Task to carry out.
Copy out all the entries word for word.

— START Material provided —

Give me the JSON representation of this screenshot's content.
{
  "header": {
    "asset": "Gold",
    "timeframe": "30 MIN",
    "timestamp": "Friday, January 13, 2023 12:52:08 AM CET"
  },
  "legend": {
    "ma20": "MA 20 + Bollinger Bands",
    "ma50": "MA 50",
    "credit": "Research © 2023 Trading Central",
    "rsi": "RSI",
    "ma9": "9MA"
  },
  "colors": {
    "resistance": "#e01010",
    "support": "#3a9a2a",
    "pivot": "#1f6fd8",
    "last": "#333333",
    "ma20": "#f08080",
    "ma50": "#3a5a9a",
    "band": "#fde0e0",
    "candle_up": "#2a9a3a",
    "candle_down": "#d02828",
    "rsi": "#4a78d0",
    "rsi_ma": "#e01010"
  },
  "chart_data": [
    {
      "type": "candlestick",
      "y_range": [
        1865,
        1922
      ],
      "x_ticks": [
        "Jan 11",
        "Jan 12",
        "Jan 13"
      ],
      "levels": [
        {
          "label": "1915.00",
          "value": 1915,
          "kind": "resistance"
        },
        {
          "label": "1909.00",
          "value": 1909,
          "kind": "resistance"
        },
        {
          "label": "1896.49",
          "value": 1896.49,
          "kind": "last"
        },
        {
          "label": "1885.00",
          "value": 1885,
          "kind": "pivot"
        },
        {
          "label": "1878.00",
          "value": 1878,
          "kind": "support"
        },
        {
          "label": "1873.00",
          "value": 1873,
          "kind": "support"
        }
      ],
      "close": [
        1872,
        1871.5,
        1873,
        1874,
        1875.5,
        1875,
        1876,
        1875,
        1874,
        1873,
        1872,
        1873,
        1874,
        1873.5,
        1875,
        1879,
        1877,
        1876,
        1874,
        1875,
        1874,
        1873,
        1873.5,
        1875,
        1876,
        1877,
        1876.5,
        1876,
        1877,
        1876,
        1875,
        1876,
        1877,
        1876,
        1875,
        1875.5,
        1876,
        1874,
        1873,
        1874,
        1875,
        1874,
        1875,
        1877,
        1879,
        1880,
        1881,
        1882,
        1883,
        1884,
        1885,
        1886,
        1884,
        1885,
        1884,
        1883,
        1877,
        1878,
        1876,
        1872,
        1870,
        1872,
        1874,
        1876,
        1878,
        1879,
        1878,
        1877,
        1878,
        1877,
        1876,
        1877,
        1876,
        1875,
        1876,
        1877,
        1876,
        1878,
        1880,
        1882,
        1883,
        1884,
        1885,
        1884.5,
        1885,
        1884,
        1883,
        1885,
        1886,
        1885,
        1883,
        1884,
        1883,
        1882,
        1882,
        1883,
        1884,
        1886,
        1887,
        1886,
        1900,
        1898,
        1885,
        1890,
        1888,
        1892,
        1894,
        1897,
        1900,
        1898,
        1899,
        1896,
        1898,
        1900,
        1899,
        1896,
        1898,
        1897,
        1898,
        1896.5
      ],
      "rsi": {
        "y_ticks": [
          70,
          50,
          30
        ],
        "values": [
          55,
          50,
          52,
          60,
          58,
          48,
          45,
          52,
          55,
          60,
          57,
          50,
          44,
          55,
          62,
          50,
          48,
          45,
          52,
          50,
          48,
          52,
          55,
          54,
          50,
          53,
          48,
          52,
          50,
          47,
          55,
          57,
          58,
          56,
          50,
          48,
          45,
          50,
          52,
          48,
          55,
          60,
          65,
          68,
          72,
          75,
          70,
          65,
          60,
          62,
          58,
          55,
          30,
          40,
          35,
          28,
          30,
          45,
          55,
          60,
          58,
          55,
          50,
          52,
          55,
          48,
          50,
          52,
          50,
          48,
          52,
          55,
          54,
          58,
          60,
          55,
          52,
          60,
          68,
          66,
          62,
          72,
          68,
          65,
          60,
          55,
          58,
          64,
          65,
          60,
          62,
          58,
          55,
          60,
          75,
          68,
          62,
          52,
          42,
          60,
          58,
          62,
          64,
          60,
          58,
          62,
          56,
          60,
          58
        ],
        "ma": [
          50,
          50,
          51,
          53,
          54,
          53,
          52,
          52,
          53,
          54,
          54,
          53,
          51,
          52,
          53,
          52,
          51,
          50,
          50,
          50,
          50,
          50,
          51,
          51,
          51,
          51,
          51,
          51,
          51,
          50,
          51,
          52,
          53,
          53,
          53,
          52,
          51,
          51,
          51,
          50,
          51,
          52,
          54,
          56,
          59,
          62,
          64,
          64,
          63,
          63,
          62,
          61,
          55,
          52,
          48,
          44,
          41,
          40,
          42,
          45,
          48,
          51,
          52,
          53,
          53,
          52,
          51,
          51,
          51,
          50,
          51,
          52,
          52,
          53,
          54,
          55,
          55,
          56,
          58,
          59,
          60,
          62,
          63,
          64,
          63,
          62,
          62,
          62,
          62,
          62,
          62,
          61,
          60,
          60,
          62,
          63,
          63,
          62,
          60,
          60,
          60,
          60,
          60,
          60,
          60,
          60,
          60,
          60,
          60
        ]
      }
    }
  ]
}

— END Material provided —

Task response.
Give me the JSON representation of this screenshot's content.
{
  "header": {
    "asset": "Gold",
    "timeframe": "30 MIN",
    "timestamp": "Friday, January 13, 2023 12:52:08 AM CET"
  },
  "legend": {
    "ma20": "MA 20 + Bollinger Bands",
    "ma50": "MA 50",
    "credit": "Research © 2023 Trading Central",
    "rsi": "RSI",
    "ma9": "9MA"
  },
  "colors": {
    "resistance": "#e01010",
    "support": "#3a9a2a",
    "pivot": "#1f6fd8",
    "last": "#333333",
    "ma20": "#f08080",
    "ma50": "#3a5a9a",
    "band": "#fde0e0",
    "candle_up": "#2a9a3a",
    "candle_down": "#d02828",
    "rsi": "#4a78d0",
    "rsi_ma": "#e01010"
  },
  "chart_data": [
    {
      "type": "candlestick",
      "y_range": [
        1865,
        1922
      ],
      "x_ticks": [
        "Jan 11",
        "Jan 12",
        "Jan 13"
      ],
      "levels": [
        {
          "label": "1915.00",
          "value": 1915,
          "kind": "resistance"
        },
        {
          "label": "1909.00",
          "value": 1909,
          "kind": "resistance"
        },
        {
          "label": "1896.49",
          "value": 1896.49,
          "kind": "last"
        },
        {
          "label": "1885.00",
          "value": 1885,
          "kind": "pivot"
        },
        {
          "label": "1878.00",
          "value": 1878,
          "kind": "support"
        },
        {
          "label": "1873.00",
          "value": 1873,
          "kind": "support"
        }
      ],
      "close": [
        1872,
        1871.5,
        1873,
        1874,
        1875.5,
        1875,
        1876,
        1875,
        1874,
        1873,
        1872,
        1873,
        1874,
        1873.5,
        1875,
        1879,
        1877,
        1876,
        1874,
        1875,
        1874,
        1873,
        1873.5,
        1875,
        1876,
        1877,
        1876.5,
        1876,
        1877,
        1876,
        1875,
        1876,
        1877,
        1876,
        1875,
        1875.5,
        1876,
        1874,
        1873,
        1874,
        1875,
        1874,
        1875,
        1877,
        1879,
        1880,
        1881,
        1882,
        1883,
        1884,
        1885,
        1886,
        1884,
        1885,
        1884,
        1883,
        1877,
        1878,
        1876,
        1872,
        1870,
        1872,
        1874,
        1876,
        1878,
        1879,
        1878,
        1877,
        1878,
        1877,
        1876,
        1877,
        1876,
        1875,
        1876,
        1877,
        1876,
        1878,
        1880,
        1882,
        1883,
        1884,
        1885,
        1884.5,
        1885,
        1884,
        1883,
        1885,
        1886,
        1885,
        1883,
        1884,
        1883,
        1882,
        1882,
        1883,
        1884,
        1886,
        1887,
        1886,
        1900,
        1898,
        1885,
        1890,
        1888,
        1892,
        1894,
        1897,
        1900,
        1898,
        1899,
        1896,
        1898,
        1900,
        1899,
        1896,
        1898,
        1897,
        1898,
        1896.5
      ],
      "rsi": {
        "y_ticks": [
          70,
          50,
          30
        ],
        "values": [
          55,
          50,
          52,
          60,
          58,
          48,
          45,
          52,
          55,
          60,
          57,
          50,
          44,
          55,
          62,
          50,
          48,
          45,
          52,
          50,
          48,
          52,
          55,
          54,
          50,
          53,
          48,
          52,
          50,
          47,
          55,
          57,
          58,
          56,
          50,
          48,
          45,
          50,
          52,
          48,
          55,
          60,
          65,
          68,
          72,
          75,
          70,
          65,
          60,
          62,
          58,
          55,
          30,
          40,
          35,
          28,
          30,
          45,
          55,
          60,
          58,
          55,
          50,
          52,
          55,
          48,
          50,
          52,
          50,
          48,
          52,
          55,
          54,
          58,
          60,
          55,
          52,
          60,
          68,
          66,
          62,
          72,
          68,
          65,
          60,
          55,
          58,
          64,
          65,
          60,
          62,
          58,
          55,
          60,
          75,
          68,
          62,
          52,
          42,
          60,
          58,
          62,
          64,
          60,
          58,
          62,
          56,
          60,
          58
        ],
        "ma": [
          50,
          50,
          51,
          53,
          54,
          53,
          52,
          52,
          53,
          54,
          54,
          53,
          51,
          52,
          53,
          52,
          51,
          50,
          50,
          50,
          50,
          50,
          51,
          51,
          51,
          51,
          51,
          51,
          51,
          50,
          51,
          52,
          53,
          53,
          53,
          52,
          51,
          51,
          51,
          50,
          51,
          52,
          54,
          56,
          59,
          62,
          64,
          64,
          63,
          63,
          62,
          61,
          55,
          52,
          48,
          44,
          41,
          40,
          42,
          45,
          48,
          51,
          52,
          53,
          53,
          52,
          51,
          51,
          51,
          50,
          51,
          52,
          52,
          53,
          54,
          55,
          55,
          56,
          58,
          59,
          60,
          62,
          63,
          64,
          63,
          62,
          62,
          62,
          62,
          62,
          62,
          61,
          60,
          60,
          62,
          63,
          63,
          62,
          60,
          60,
          60,
          60,
          60,
          60,
          60,
          60,
          60,
          60,
          60
        ]
      }
    }
  ]
}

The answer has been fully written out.